──────── DATA ENTRIES

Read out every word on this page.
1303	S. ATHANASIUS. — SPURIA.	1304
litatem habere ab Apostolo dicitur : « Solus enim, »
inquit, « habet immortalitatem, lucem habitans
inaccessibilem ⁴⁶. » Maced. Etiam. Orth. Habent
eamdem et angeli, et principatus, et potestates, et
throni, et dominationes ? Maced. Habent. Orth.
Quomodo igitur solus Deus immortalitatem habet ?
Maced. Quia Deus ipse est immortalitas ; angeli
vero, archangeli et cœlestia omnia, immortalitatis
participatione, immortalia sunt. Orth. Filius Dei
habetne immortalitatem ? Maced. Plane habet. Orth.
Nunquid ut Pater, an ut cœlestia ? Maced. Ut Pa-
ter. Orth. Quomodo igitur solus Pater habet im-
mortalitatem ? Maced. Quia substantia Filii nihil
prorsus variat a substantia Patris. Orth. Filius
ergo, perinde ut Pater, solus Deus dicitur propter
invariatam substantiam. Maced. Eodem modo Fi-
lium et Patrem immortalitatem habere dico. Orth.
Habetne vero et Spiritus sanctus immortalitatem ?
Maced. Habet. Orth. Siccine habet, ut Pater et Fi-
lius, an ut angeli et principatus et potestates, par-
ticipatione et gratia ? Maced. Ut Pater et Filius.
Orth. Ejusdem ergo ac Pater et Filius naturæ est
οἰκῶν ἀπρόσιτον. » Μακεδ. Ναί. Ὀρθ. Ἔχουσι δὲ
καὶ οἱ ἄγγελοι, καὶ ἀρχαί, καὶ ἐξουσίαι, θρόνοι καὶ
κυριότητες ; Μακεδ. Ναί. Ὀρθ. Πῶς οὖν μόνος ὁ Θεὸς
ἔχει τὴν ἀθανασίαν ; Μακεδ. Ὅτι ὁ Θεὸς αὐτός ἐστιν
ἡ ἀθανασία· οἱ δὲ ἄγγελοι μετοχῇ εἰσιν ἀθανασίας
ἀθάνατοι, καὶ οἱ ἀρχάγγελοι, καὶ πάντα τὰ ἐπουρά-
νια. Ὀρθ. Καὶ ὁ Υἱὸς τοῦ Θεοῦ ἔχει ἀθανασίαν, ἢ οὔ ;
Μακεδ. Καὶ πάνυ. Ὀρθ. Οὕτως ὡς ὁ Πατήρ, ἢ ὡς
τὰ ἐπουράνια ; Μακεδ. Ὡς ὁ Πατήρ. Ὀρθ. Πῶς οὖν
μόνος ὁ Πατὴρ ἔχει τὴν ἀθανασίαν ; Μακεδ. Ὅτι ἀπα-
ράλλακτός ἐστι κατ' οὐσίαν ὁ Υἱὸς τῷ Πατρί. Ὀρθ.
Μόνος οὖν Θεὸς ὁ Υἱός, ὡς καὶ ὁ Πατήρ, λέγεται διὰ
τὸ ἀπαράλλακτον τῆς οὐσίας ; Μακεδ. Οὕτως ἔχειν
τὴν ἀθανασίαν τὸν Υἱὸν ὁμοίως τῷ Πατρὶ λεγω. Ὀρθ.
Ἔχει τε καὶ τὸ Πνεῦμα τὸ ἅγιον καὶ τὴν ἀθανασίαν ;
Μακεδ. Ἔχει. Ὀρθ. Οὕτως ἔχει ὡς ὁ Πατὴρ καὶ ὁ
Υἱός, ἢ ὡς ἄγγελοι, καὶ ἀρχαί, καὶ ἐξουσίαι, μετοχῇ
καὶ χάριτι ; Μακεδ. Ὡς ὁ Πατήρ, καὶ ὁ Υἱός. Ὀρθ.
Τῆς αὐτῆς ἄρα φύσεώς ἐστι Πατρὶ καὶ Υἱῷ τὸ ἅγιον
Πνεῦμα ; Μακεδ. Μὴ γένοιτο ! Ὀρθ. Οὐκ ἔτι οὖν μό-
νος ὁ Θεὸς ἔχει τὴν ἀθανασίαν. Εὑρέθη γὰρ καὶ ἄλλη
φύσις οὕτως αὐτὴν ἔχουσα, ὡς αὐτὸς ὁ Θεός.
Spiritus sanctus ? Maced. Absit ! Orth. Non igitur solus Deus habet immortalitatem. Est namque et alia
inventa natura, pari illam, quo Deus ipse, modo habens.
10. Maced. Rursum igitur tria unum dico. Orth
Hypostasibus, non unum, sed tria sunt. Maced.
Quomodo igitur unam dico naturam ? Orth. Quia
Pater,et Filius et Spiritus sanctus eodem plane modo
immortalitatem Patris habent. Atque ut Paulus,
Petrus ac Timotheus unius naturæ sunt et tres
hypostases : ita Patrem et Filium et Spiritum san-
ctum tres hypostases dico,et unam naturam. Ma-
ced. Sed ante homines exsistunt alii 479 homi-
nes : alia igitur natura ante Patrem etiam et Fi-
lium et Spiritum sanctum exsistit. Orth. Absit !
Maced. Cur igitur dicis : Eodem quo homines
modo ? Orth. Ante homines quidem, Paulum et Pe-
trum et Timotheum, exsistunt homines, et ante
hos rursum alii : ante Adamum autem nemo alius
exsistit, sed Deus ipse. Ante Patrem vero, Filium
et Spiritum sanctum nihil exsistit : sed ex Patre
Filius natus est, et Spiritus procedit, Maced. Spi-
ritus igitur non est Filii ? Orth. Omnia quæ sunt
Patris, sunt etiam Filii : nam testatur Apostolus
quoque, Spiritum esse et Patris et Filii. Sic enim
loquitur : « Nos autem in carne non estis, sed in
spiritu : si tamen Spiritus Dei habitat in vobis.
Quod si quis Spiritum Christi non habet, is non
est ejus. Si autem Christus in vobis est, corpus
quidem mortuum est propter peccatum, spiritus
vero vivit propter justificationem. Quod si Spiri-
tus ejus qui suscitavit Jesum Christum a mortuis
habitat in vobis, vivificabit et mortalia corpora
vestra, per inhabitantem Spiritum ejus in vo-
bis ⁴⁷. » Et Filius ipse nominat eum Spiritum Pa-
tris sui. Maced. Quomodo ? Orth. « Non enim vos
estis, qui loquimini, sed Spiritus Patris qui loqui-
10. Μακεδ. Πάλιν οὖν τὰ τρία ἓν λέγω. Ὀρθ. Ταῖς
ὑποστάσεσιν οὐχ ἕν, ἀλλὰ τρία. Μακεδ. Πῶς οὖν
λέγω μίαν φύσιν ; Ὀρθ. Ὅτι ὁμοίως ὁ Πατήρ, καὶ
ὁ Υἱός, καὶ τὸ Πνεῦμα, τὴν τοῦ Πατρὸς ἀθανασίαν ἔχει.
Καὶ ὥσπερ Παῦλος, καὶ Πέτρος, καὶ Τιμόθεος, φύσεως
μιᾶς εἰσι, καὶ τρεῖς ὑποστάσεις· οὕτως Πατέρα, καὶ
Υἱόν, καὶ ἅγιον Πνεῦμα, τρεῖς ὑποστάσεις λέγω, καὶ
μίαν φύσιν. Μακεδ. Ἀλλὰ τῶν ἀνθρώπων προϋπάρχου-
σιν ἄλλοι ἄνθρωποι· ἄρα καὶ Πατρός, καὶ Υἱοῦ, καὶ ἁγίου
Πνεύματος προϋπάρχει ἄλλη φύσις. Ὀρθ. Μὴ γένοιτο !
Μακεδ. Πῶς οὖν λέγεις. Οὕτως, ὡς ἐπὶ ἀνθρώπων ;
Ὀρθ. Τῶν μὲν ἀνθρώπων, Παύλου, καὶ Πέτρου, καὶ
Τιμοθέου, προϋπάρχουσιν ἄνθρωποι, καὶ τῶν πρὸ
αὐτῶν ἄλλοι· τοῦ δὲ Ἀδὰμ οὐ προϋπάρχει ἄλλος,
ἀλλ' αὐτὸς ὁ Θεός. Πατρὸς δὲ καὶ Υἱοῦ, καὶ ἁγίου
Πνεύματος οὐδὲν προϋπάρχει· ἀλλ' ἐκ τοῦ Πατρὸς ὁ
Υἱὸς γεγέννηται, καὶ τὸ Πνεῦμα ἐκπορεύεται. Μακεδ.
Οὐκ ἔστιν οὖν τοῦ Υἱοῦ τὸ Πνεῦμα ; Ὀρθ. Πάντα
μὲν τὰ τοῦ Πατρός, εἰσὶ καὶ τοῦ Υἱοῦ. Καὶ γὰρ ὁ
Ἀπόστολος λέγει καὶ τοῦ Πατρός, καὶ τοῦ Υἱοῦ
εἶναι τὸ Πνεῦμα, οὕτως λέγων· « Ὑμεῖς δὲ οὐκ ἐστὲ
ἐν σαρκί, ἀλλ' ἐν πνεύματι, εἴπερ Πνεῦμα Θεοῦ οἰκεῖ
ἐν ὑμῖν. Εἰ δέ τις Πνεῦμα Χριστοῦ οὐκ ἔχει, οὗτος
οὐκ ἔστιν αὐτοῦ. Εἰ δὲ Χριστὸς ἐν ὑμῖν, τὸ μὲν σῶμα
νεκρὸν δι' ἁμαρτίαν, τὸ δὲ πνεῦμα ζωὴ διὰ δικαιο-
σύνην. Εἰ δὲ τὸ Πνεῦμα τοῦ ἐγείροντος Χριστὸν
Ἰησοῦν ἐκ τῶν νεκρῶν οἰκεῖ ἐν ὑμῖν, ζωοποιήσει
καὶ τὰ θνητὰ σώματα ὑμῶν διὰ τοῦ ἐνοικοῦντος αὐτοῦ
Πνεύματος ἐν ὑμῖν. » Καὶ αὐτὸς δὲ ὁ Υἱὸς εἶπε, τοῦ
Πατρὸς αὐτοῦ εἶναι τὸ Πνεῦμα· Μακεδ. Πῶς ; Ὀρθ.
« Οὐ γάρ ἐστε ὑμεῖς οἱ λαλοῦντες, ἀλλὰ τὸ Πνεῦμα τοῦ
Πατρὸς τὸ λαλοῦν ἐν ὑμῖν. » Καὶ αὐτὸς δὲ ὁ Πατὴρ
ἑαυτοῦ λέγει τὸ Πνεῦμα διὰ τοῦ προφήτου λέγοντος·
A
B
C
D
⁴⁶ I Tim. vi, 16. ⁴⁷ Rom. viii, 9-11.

────────────────

Find the lines holding "immortalitatem" and list every one.

inquit, « habet immortalitatem, lucem habitans
Quomodo igitur solus Deus immortalitatem habet ?
habetne immortalitatem ? Maced. Plane habet. Orth.
lium et Patrem immortalitatem habere dico. Orth.
Habetne vero et Spiritus sanctus immortalitatem ?
Spiritus sanctus ? Maced. Absit ! Orth. Non igitur solus Deus habet immortalitatem. Est namque et alia
immortalitatem Patris habent. Atque ut Paulus,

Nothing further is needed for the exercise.